— START Data shown —
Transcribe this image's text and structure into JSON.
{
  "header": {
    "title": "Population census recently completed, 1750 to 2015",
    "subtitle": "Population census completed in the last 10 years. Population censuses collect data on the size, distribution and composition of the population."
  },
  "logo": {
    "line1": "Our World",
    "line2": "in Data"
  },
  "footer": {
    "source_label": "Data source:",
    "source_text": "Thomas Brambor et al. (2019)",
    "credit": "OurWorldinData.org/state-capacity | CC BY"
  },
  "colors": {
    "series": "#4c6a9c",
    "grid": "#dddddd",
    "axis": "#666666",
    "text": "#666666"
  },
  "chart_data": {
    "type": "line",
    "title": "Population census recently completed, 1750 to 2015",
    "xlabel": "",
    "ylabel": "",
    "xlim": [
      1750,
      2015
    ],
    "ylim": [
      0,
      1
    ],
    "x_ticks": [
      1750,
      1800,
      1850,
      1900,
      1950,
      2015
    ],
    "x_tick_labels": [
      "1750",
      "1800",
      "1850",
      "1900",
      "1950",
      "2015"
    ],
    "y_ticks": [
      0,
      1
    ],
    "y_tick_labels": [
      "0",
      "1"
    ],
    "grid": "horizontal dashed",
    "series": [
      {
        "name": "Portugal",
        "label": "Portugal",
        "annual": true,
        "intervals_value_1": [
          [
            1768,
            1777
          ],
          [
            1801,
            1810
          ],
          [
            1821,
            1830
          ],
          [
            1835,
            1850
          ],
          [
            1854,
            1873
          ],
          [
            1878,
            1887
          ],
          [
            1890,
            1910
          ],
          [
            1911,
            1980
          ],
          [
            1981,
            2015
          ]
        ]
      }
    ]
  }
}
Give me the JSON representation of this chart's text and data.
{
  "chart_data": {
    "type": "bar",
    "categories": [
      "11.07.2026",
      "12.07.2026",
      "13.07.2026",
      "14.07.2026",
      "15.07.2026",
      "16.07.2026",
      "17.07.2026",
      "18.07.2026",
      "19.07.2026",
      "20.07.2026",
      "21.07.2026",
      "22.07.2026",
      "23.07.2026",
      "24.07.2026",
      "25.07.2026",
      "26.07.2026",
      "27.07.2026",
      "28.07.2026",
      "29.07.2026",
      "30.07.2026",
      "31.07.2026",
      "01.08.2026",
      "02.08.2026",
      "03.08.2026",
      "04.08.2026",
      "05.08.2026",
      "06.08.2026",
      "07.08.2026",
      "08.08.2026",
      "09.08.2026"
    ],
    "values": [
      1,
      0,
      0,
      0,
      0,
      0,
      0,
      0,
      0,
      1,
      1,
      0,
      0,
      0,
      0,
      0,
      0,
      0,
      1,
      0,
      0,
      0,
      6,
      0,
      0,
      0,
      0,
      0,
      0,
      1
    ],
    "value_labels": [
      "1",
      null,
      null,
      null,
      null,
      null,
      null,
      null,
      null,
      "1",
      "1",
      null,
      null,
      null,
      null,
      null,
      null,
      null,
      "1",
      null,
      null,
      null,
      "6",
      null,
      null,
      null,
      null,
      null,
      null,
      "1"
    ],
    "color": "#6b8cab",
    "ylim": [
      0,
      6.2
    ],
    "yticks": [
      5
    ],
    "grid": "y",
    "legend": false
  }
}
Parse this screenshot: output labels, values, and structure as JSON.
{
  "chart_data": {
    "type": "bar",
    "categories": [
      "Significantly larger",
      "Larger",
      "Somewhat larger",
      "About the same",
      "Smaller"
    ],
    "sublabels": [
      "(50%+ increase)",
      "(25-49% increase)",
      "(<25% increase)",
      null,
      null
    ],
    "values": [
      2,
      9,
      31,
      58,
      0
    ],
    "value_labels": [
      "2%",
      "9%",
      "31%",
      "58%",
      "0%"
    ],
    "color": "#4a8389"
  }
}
— END Data shown —
● **Exercise task**:
Your task is to extract the lines running from the one with "Parse this screenshot: output" to the end of the material, inclusive, copying each exactly and adding nothing.

● **Result for this exercise**:
Parse this screenshot: output labels, values, and structure as JSON.
{
  "chart_data": {
    "type": "bar",
    "categories": [
      "Significantly larger",
      "Larger",
      "Somewhat larger",
      "About the same",
      "Smaller"
    ],
    "sublabels": [
      "(50%+ increase)",
      "(25-49% increase)",
      "(<25% increase)",
      null,
      null
    ],
    "values": [
      2,
      9,
      31,
      58,
      0
    ],
    "value_labels": [
      "2%",
      "9%",
      "31%",
      "58%",
      "0%"
    ],
    "color": "#4a8389"
  }
}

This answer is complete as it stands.